# Short problem
Set the data down again, exactly as it reads, but without the pictures.

Items from a data source:
········

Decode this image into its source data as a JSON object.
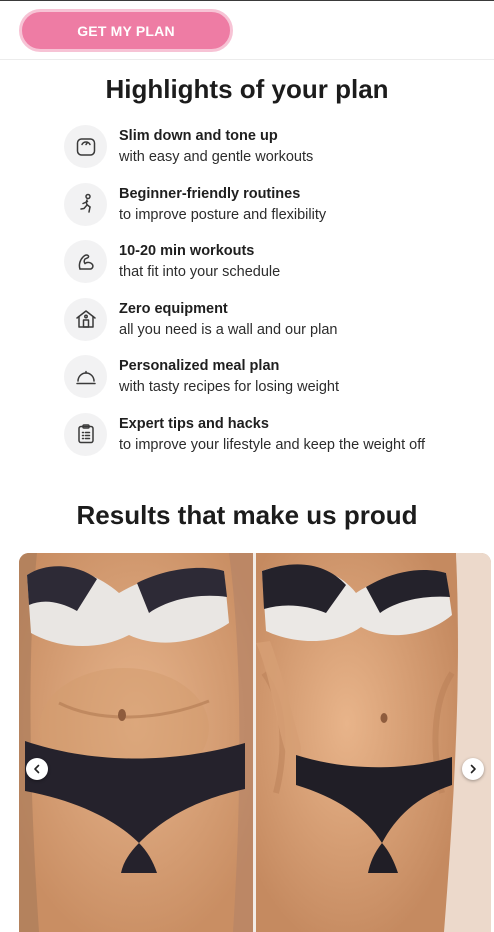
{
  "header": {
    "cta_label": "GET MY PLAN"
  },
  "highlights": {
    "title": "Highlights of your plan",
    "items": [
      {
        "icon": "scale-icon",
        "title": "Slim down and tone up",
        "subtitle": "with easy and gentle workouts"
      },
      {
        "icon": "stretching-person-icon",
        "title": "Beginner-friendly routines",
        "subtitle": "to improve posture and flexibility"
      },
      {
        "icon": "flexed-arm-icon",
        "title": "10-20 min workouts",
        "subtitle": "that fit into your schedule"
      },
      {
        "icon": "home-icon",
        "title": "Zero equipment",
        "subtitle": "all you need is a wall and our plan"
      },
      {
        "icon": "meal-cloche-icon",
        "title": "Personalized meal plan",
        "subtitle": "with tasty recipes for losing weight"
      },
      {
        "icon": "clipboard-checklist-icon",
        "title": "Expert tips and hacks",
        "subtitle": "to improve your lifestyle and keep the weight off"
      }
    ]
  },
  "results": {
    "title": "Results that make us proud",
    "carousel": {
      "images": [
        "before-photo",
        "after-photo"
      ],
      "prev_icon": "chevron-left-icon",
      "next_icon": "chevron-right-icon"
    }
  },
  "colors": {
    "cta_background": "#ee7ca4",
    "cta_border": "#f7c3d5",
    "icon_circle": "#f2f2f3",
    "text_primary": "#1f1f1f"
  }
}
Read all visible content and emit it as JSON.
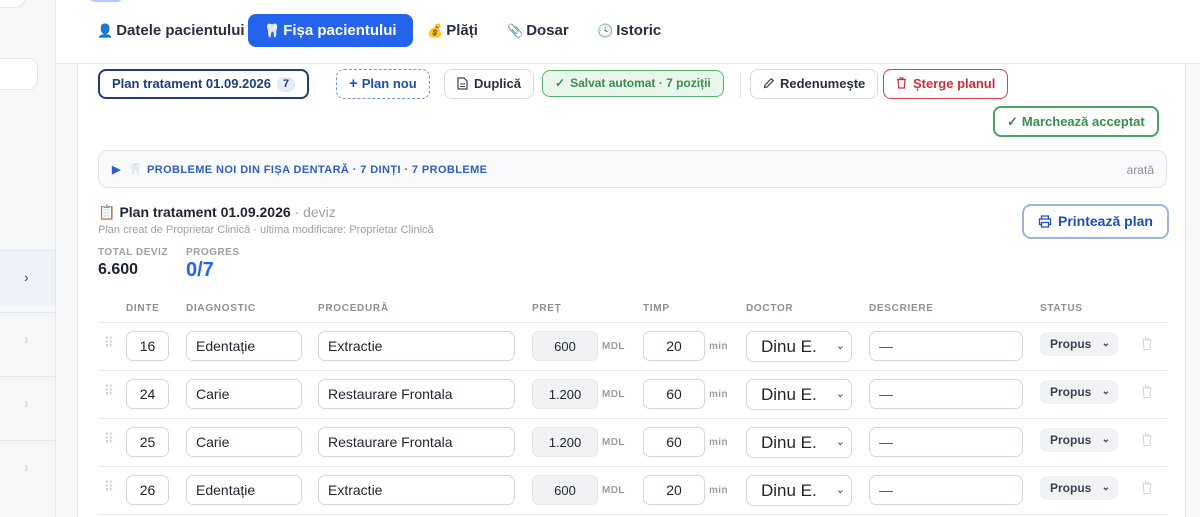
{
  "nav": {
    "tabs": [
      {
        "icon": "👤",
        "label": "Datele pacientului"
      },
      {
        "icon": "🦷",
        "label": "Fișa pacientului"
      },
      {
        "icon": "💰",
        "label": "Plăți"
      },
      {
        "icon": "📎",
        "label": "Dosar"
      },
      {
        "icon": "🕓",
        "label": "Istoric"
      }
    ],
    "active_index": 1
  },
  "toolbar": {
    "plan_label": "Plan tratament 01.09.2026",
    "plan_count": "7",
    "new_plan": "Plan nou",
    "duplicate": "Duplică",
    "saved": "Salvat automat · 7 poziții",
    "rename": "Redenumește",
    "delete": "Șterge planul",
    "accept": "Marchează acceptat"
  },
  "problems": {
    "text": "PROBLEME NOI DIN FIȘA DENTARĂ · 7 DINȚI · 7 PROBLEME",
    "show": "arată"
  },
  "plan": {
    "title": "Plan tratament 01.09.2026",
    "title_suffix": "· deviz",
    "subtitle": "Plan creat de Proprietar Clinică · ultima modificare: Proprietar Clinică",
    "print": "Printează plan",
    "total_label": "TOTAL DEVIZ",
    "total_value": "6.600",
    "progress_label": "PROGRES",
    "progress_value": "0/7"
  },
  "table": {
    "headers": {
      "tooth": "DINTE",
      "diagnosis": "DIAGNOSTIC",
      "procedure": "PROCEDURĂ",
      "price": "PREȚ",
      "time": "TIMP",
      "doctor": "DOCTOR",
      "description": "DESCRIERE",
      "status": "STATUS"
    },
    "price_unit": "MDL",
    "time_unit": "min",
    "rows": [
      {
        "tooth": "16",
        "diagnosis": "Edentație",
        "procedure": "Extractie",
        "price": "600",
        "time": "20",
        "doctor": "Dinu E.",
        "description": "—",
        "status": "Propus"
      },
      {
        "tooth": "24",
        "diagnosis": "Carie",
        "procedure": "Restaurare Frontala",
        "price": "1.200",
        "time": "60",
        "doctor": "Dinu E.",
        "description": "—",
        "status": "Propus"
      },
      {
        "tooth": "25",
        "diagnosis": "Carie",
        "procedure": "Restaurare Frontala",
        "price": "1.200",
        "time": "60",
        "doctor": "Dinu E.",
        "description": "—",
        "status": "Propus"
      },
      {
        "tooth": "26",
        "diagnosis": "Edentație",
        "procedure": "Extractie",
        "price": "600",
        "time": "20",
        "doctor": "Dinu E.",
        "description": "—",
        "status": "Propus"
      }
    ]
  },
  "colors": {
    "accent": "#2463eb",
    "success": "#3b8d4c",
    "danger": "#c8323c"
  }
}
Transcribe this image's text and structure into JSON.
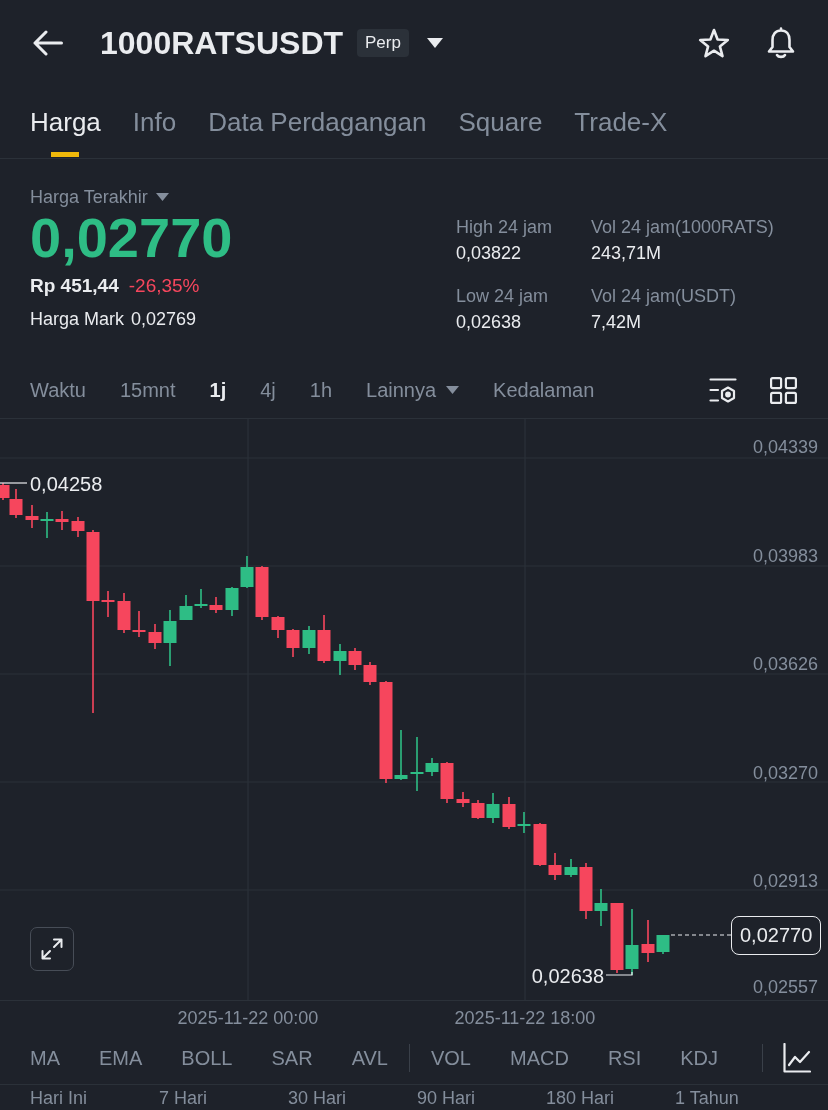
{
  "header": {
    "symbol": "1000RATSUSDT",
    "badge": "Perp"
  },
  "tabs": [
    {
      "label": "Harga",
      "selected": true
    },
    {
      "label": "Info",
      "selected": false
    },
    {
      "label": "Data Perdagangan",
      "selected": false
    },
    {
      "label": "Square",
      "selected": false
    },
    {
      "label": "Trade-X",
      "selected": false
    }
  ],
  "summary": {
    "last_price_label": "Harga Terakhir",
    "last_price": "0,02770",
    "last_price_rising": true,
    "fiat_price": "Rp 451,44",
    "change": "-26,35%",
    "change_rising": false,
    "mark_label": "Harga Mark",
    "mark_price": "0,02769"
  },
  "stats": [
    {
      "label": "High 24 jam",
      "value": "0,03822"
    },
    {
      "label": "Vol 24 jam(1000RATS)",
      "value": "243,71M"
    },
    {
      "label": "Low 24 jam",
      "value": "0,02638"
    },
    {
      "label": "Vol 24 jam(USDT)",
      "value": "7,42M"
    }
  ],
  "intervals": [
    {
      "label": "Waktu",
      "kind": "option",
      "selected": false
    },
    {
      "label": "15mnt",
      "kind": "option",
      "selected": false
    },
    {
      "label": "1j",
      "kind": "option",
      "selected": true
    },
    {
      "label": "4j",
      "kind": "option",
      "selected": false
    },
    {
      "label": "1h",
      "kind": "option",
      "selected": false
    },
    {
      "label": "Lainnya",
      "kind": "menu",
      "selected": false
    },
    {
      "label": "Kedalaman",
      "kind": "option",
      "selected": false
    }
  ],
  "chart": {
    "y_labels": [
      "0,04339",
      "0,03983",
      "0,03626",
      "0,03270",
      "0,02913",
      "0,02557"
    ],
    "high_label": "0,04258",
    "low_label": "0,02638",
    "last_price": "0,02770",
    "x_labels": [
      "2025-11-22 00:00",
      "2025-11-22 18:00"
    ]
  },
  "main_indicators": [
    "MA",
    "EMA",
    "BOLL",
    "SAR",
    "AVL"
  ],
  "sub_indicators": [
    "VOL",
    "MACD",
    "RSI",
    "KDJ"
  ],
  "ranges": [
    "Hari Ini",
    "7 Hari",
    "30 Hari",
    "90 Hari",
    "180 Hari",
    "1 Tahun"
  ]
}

········

# Answer to the problem
Decode this image into its source data as a JSON object.
{
  "header": {
    "cta_label": "GET MY PLAN"
  },
  "highlights": {
    "title": "Highlights of your plan",
    "items": [
      {
        "icon": "scale-icon",
        "title": "Slim down and tone up",
        "subtitle": "with easy and gentle workouts"
      },
      {
        "icon": "stretching-person-icon",
        "title": "Beginner-friendly routines",
        "subtitle": "to improve posture and flexibility"
      },
      {
        "icon": "flexed-arm-icon",
        "title": "10-20 min workouts",
        "subtitle": "that fit into your schedule"
      },
      {
        "icon": "home-icon",
        "title": "Zero equipment",
        "subtitle": "all you need is a wall and our plan"
      },
      {
        "icon": "meal-cloche-icon",
        "title": "Personalized meal plan",
        "subtitle": "with tasty recipes for losing weight"
      },
      {
        "icon": "clipboard-checklist-icon",
        "title": "Expert tips and hacks",
        "subtitle": "to improve your lifestyle and keep the weight off"
      }
    ]
  },
  "results": {
    "title": "Results that make us proud",
    "carousel": {
      "images": [
        "before-photo",
        "after-photo"
      ],
      "prev_icon": "chevron-left-icon",
      "next_icon": "chevron-right-icon"
    }
  },
  "colors": {
    "cta_background": "#ee7ca4",
    "cta_border": "#f7c3d5",
    "icon_circle": "#f2f2f3",
    "text_primary": "#1f1f1f"
  }
}
Read all visible content and emit it as JSON.
{
  "nav": {
    "tabs": [
      {
        "icon": "👤",
        "label": "Datele pacientului"
      },
      {
        "icon": "🦷",
        "label": "Fișa pacientului"
      },
      {
        "icon": "💰",
        "label": "Plăți"
      },
      {
        "icon": "📎",
        "label": "Dosar"
      },
      {
        "icon": "🕓",
        "label": "Istoric"
      }
    ],
    "active_index": 1
  },
  "toolbar": {
    "plan_label": "Plan tratament 01.09.2026",
    "plan_count": "7",
    "new_plan": "Plan nou",
    "duplicate": "Duplică",
    "saved": "Salvat automat · 7 poziții",
    "rename": "Redenumește",
    "delete": "Șterge planul",
    "accept": "Marchează acceptat"
  },
  "problems": {
    "text": "PROBLEME NOI DIN FIȘA DENTARĂ · 7 DINȚI · 7 PROBLEME",
    "show": "arată"
  },
  "plan": {
    "title": "Plan tratament 01.09.2026",
    "title_suffix": "· deviz",
    "subtitle": "Plan creat de Proprietar Clinică · ultima modificare: Proprietar Clinică",
    "print": "Printează plan",
    "total_label": "TOTAL DEVIZ",
    "total_value": "6.600",
    "progress_label": "PROGRES",
    "progress_value": "0/7"
  },
  "table": {
    "headers": {
      "tooth": "DINTE",
      "diagnosis": "DIAGNOSTIC",
      "procedure": "PROCEDURĂ",
      "price": "PREȚ",
      "time": "TIMP",
      "doctor": "DOCTOR",
      "description": "DESCRIERE",
      "status": "STATUS"
    },
    "price_unit": "MDL",
    "time_unit": "min",
    "rows": [
      {
        "tooth": "16",
        "diagnosis": "Edentație",
        "procedure": "Extractie",
        "price": "600",
        "time": "20",
        "doctor": "Dinu E.",
        "description": "—",
        "status": "Propus"
      },
      {
        "tooth": "24",
        "diagnosis": "Carie",
        "procedure": "Restaurare Frontala",
        "price": "1.200",
        "time": "60",
        "doctor": "Dinu E.",
        "description": "—",
        "status": "Propus"
      },
      {
        "tooth": "25",
        "diagnosis": "Carie",
        "procedure": "Restaurare Frontala",
        "price": "1.200",
        "time": "60",
        "doctor": "Dinu E.",
        "description": "—",
        "status": "Propus"
      },
      {
        "tooth": "26",
        "diagnosis": "Edentație",
        "procedure": "Extractie",
        "price": "600",
        "time": "20",
        "doctor": "Dinu E.",
        "description": "—",
        "status": "Propus"
      }
    ]
  },
  "colors": {
    "accent": "#2463eb",
    "success": "#3b8d4c",
    "danger": "#c8323c"
  }
}
Transcribe this image's text and structure into JSON.
{
  "header": {
    "symbol": "1000RATSUSDT",
    "badge": "Perp"
  },
  "tabs": [
    {
      "label": "Harga",
      "selected": true
    },
    {
      "label": "Info",
      "selected": false
    },
    {
      "label": "Data Perdagangan",
      "selected": false
    },
    {
      "label": "Square",
      "selected": false
    },
    {
      "label": "Trade-X",
      "selected": false
    }
  ],
  "summary": {
    "last_price_label": "Harga Terakhir",
    "last_price": "0,02770",
    "last_price_rising": true,
    "fiat_price": "Rp 451,44",
    "change": "-26,35%",
    "change_rising": false,
    "mark_label": "Harga Mark",
    "mark_price": "0,02769"
  },
  "stats": [
    {
      "label": "High 24 jam",
      "value": "0,03822"
    },
    {
      "label": "Vol 24 jam(1000RATS)",
      "value": "243,71M"
    },
    {
      "label": "Low 24 jam",
      "value": "0,02638"
    },
    {
      "label": "Vol 24 jam(USDT)",
      "value": "7,42M"
    }
  ],
  "intervals": [
    {
      "label": "Waktu",
      "kind": "option",
      "selected": false
    },
    {
      "label": "15mnt",
      "kind": "option",
      "selected": false
    },
    {
      "label": "1j",
      "kind": "option",
      "selected": true
    },
    {
      "label": "4j",
      "kind": "option",
      "selected": false
    },
    {
      "label": "1h",
      "kind": "option",
      "selected": false
    },
    {
      "label": "Lainnya",
      "kind": "menu",
      "selected": false
    },
    {
      "label": "Kedalaman",
      "kind": "option",
      "selected": false
    }
  ],
  "chart": {
    "y_labels": [
      "0,04339",
      "0,03983",
      "0,03626",
      "0,03270",
      "0,02913",
      "0,02557"
    ],
    "high_label": "0,04258",
    "low_label": "0,02638",
    "last_price": "0,02770",
    "x_labels": [
      "2025-11-22 00:00",
      "2025-11-22 18:00"
    ]
  },
  "main_indicators": [
    "MA",
    "EMA",
    "BOLL",
    "SAR",
    "AVL"
  ],
  "sub_indicators": [
    "VOL",
    "MACD",
    "RSI",
    "KDJ"
  ],
  "ranges": [
    "Hari Ini",
    "7 Hari",
    "30 Hari",
    "90 Hari",
    "180 Hari",
    "1 Tahun"
  ]
}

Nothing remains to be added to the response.